Action item:
Resume the article on gender bias in women's healthcare after its last sentence and continue it in the same voice.
### Excerpt ###
“It’s Just the Change”: Addressing Gender Bias in Women’s Healthcare
I saw a patient this week—exhausted, frustrated, and on the verge of giving up. She’d consulted multiple doctors, each one dismissing her symptoms with vague reassurances or reductive labels. She told me, “I feel like they just think I’m a middle-aged woman going through the change of life and nobody is listening to me.”
Her words were not unique. They echoed countless others I’ve heard over the years—women whose legitimate health concerns are minimized, misattributed, or ignored altogether.
This is not an isolated incident. It reflects a deeply embedded and persistent reality in healthcare: women, particularly during transitional phases such as menstruation, menopause, and chronic pain syndromes, are routinely invalidated. Their symptoms are too often reframed as emotional, hormonal, or simply inevitable—rather than investigated, understood, and treated with clinical seriousness.
A Systemic Issue: The Dismissal of Women’s Pain
Research consistently shows that women’s pain is taken less seriously than men’s. Studies published in The British Medical Journal and The Lancet have highlighted disparities in diagnostic timelines, treatment efficacy, and clinician responsiveness. Conditions such as endometriosis, adenomyosis, and perimenopausal symptoms are frequently underdiagnosed or misattributed to psychological causes.
Key patterns include:
Menstrual pain being normalized, despite its potential to signal underlying pathology.
Menopausal symptoms—including cognitive changes, fatigue, and joint pain—being dismissed as inevitable or exaggerated.
Chronic pain conditions in women receiving delayed referrals and fewer treatment options compared to men with similar complaints.
### Listed entries ###
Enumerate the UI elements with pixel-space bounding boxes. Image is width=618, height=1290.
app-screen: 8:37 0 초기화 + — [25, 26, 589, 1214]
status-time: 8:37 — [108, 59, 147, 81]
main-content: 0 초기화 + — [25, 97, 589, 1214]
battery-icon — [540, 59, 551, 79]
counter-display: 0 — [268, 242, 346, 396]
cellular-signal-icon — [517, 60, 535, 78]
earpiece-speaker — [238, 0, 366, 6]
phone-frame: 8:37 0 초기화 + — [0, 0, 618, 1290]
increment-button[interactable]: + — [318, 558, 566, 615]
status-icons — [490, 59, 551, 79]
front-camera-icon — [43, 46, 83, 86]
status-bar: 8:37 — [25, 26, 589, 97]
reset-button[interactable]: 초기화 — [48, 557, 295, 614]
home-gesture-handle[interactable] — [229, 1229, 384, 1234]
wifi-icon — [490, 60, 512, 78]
###
Task answer:
Medical Gaslighting: A Barrier to Trust and Care
Medical gaslighting refers to the minimization or denial of a patient’s symptoms by healthcare professionals. For women, this often manifests as:
Being told symptoms are “just stress” or “hormonal.”
Having legitimate concerns reframed as emotional instability.
Feeling patronized or dismissed during consultations.
This erodes trust, delays diagnosis, and contributes to poorer health outcomes. It also disproportionately affects women from marginalized communities, compounding existing inequalities.
Structural Blind Spots in Clinical Practice
The gender data gap in medical research has long been acknowledged. Historically, clinical trials excluded women due to hormonal variability, resulting in diagnostic tools and treatment protocols that are male-centric by default. Today, this legacy persists in several ways:
Limited training in gynaecological and menopausal health for general practitioners.
Inadequate integration of women’s health into strategic planning and service design.
Underfunding of research into female-specific conditions.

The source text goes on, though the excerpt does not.